**Objective:**
Reproduce the listing below without changes, except that pictures are left out.

(Collected data entries)

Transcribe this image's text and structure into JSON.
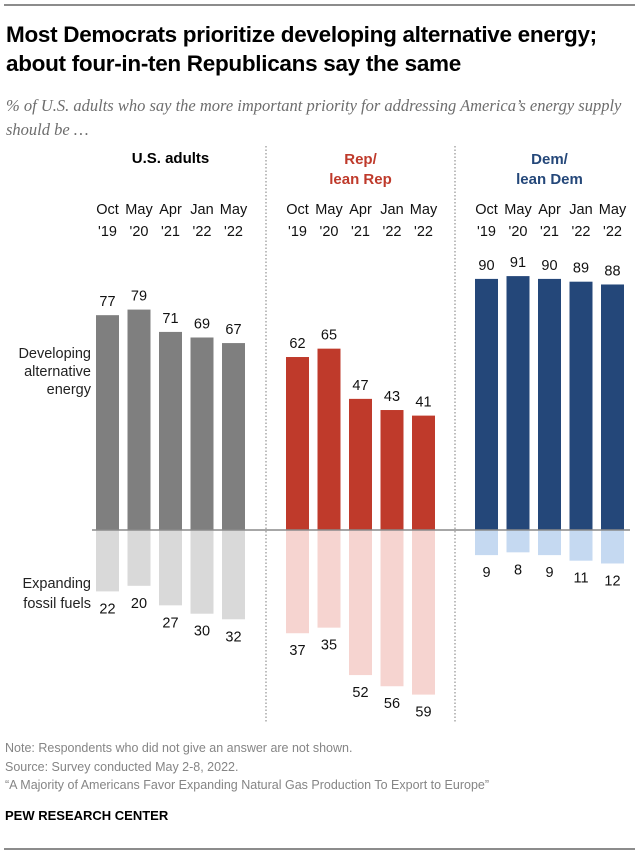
{
  "title": "Most Democrats prioritize developing alternative energy; about four-in-ten Republicans say the same",
  "subtitle": "% of U.S. adults who say the more important priority for addressing America’s energy supply should be …",
  "notes": {
    "note": "Note: Respondents who did not give an answer are not shown.",
    "source": "Source: Survey conducted May 2-8, 2022.",
    "report": "“A Majority of Americans Favor Expanding Natural Gas Production To Export to Europe”",
    "brand": "PEW RESEARCH CENTER"
  },
  "chart_data": {
    "type": "bar",
    "title": "Most Democrats prioritize developing alternative energy; about four-in-ten Republicans say the same",
    "subtitle": "% of U.S. adults who say the more important priority for addressing America’s energy supply should be …",
    "categories": [
      {
        "month": "Oct",
        "year": "'19"
      },
      {
        "month": "May",
        "year": "'20"
      },
      {
        "month": "Apr",
        "year": "'21"
      },
      {
        "month": "Jan",
        "year": "'22"
      },
      {
        "month": "May",
        "year": "'22"
      }
    ],
    "row_labels": {
      "positive": [
        "Developing",
        "alternative",
        "energy"
      ],
      "negative": [
        "Expanding",
        "fossil fuels"
      ]
    },
    "ylim": [
      -59,
      91
    ],
    "grid": false,
    "panels": [
      {
        "name": "U.S. adults",
        "title_lines": [
          "U.S. adults"
        ],
        "title_color": "#000000",
        "series": [
          {
            "name": "Developing alternative energy",
            "values": [
              77,
              79,
              71,
              69,
              67
            ],
            "color": "#7f7f7f"
          },
          {
            "name": "Expanding fossil fuels",
            "values": [
              22,
              20,
              27,
              30,
              32
            ],
            "color": "#d9d9d9"
          }
        ]
      },
      {
        "name": "Rep/lean Rep",
        "title_lines": [
          "Rep/",
          "lean Rep"
        ],
        "title_color": "#bf3a2b",
        "series": [
          {
            "name": "Developing alternative energy",
            "values": [
              62,
              65,
              47,
              43,
              41
            ],
            "color": "#bf3a2b"
          },
          {
            "name": "Expanding fossil fuels",
            "values": [
              37,
              35,
              52,
              56,
              59
            ],
            "color": "#f6d4d0"
          }
        ]
      },
      {
        "name": "Dem/lean Dem",
        "title_lines": [
          "Dem/",
          "lean Dem"
        ],
        "title_color": "#244779",
        "series": [
          {
            "name": "Developing alternative energy",
            "values": [
              90,
              91,
              90,
              89,
              88
            ],
            "color": "#244779"
          },
          {
            "name": "Expanding fossil fuels",
            "values": [
              9,
              8,
              9,
              11,
              12
            ],
            "color": "#c5d9f1"
          }
        ]
      }
    ]
  }
}
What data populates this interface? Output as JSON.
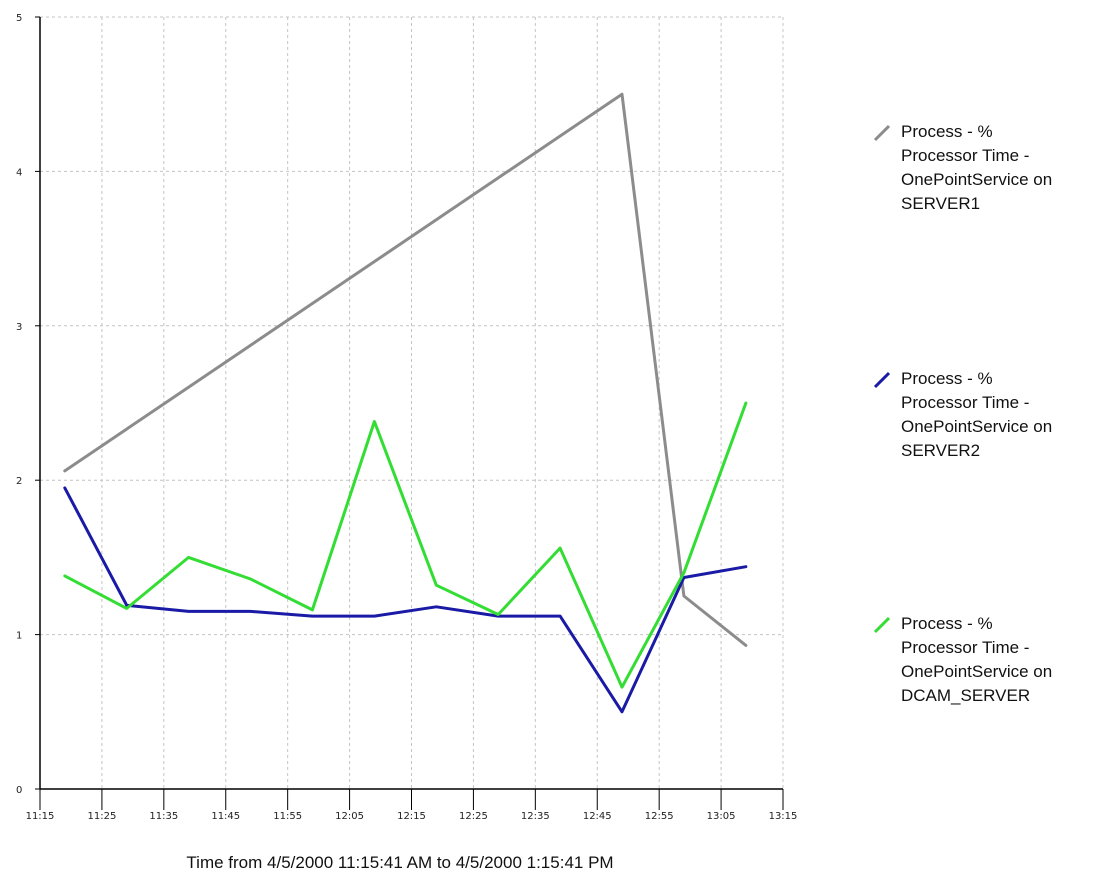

**Task answer:**
Transcribe this image's text and structure into JSON.
{
  "title": "Most Democrats prioritize developing alternative energy; about four-in-ten Republicans say the same",
  "subtitle": "% of U.S. adults who say the more important priority for addressing America’s energy supply should be …",
  "notes": {
    "note": "Note: Respondents who did not give an answer are not shown.",
    "source": "Source: Survey conducted May 2-8, 2022.",
    "report": "“A Majority of Americans Favor Expanding Natural Gas Production To Export to Europe”",
    "brand": "PEW RESEARCH CENTER"
  },
  "chart_data": {
    "type": "bar",
    "title": "Most Democrats prioritize developing alternative energy; about four-in-ten Republicans say the same",
    "subtitle": "% of U.S. adults who say the more important priority for addressing America’s energy supply should be …",
    "categories": [
      {
        "month": "Oct",
        "year": "'19"
      },
      {
        "month": "May",
        "year": "'20"
      },
      {
        "month": "Apr",
        "year": "'21"
      },
      {
        "month": "Jan",
        "year": "'22"
      },
      {
        "month": "May",
        "year": "'22"
      }
    ],
    "row_labels": {
      "positive": [
        "Developing",
        "alternative",
        "energy"
      ],
      "negative": [
        "Expanding",
        "fossil fuels"
      ]
    },
    "ylim": [
      -59,
      91
    ],
    "grid": false,
    "panels": [
      {
        "name": "U.S. adults",
        "title_lines": [
          "U.S. adults"
        ],
        "title_color": "#000000",
        "series": [
          {
            "name": "Developing alternative energy",
            "values": [
              77,
              79,
              71,
              69,
              67
            ],
            "color": "#7f7f7f"
          },
          {
            "name": "Expanding fossil fuels",
            "values": [
              22,
              20,
              27,
              30,
              32
            ],
            "color": "#d9d9d9"
          }
        ]
      },
      {
        "name": "Rep/lean Rep",
        "title_lines": [
          "Rep/",
          "lean Rep"
        ],
        "title_color": "#bf3a2b",
        "series": [
          {
            "name": "Developing alternative energy",
            "values": [
              62,
              65,
              47,
              43,
              41
            ],
            "color": "#bf3a2b"
          },
          {
            "name": "Expanding fossil fuels",
            "values": [
              37,
              35,
              52,
              56,
              59
            ],
            "color": "#f6d4d0"
          }
        ]
      },
      {
        "name": "Dem/lean Dem",
        "title_lines": [
          "Dem/",
          "lean Dem"
        ],
        "title_color": "#244779",
        "series": [
          {
            "name": "Developing alternative energy",
            "values": [
              90,
              91,
              90,
              89,
              88
            ],
            "color": "#244779"
          },
          {
            "name": "Expanding fossil fuels",
            "values": [
              9,
              8,
              9,
              11,
              12
            ],
            "color": "#c5d9f1"
          }
        ]
      }
    ]
  }
}
What data populates this interface? Output as JSON.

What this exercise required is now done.